Your goal:
Repeat all the material exactly; pictures stay out of your copy.
* * * *
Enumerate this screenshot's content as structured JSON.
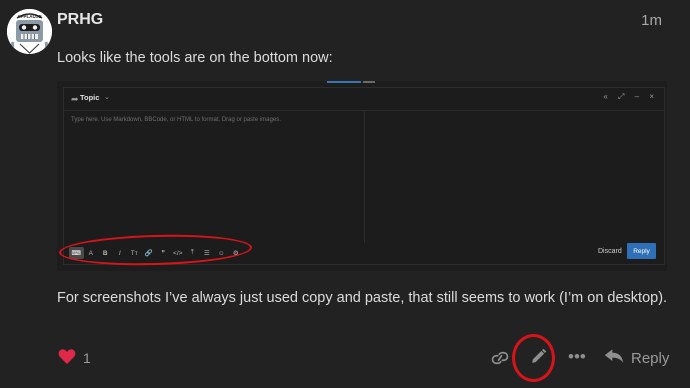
{
  "post": {
    "username": "PRHG",
    "time": "1m",
    "paragraph1": "Looks like the tools are on the bottom now:",
    "paragraph2": "For screenshots I’ve always just used copy and paste, that still seems to work (I’m on desktop).",
    "avatar_label": "APPLAUSE"
  },
  "composer": {
    "topic_label": "Topic",
    "caret": "⌄",
    "window_controls": "« ⤢ – ×",
    "placeholder": "Type here. Use Markdown, BBCode, or HTML to format. Drag or paste images.",
    "toolbar": [
      "⌨",
      "A",
      "B",
      "I",
      "Tᴛ",
      "🔗",
      "❞",
      "</>",
      "⤒",
      "☰",
      "☺",
      "⚙"
    ],
    "discard_label": "Discard",
    "reply_label": "Reply"
  },
  "actions": {
    "like_count": "1",
    "more": "•••",
    "reply_label": "Reply"
  },
  "colors": {
    "background": "#222222",
    "heart": "#e0284a",
    "annotation_red": "#d8141a",
    "primary_blue": "#2f6fb6"
  }
}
* * * *
Task solution:
Enumerate this screenshot's content as structured JSON.
{
  "post": {
    "username": "PRHG",
    "time": "1m",
    "paragraph1": "Looks like the tools are on the bottom now:",
    "paragraph2": "For screenshots I’ve always just used copy and paste, that still seems to work (I’m on desktop).",
    "avatar_label": "APPLAUSE"
  },
  "composer": {
    "topic_label": "Topic",
    "caret": "⌄",
    "window_controls": "« ⤢ – ×",
    "placeholder": "Type here. Use Markdown, BBCode, or HTML to format. Drag or paste images.",
    "toolbar": [
      "⌨",
      "A",
      "B",
      "I",
      "Tᴛ",
      "🔗",
      "❞",
      "</>",
      "⤒",
      "☰",
      "☺",
      "⚙"
    ],
    "discard_label": "Discard",
    "reply_label": "Reply"
  },
  "actions": {
    "like_count": "1",
    "more": "•••",
    "reply_label": "Reply"
  },
  "colors": {
    "background": "#222222",
    "heart": "#e0284a",
    "annotation_red": "#d8141a",
    "primary_blue": "#2f6fb6"
  }
}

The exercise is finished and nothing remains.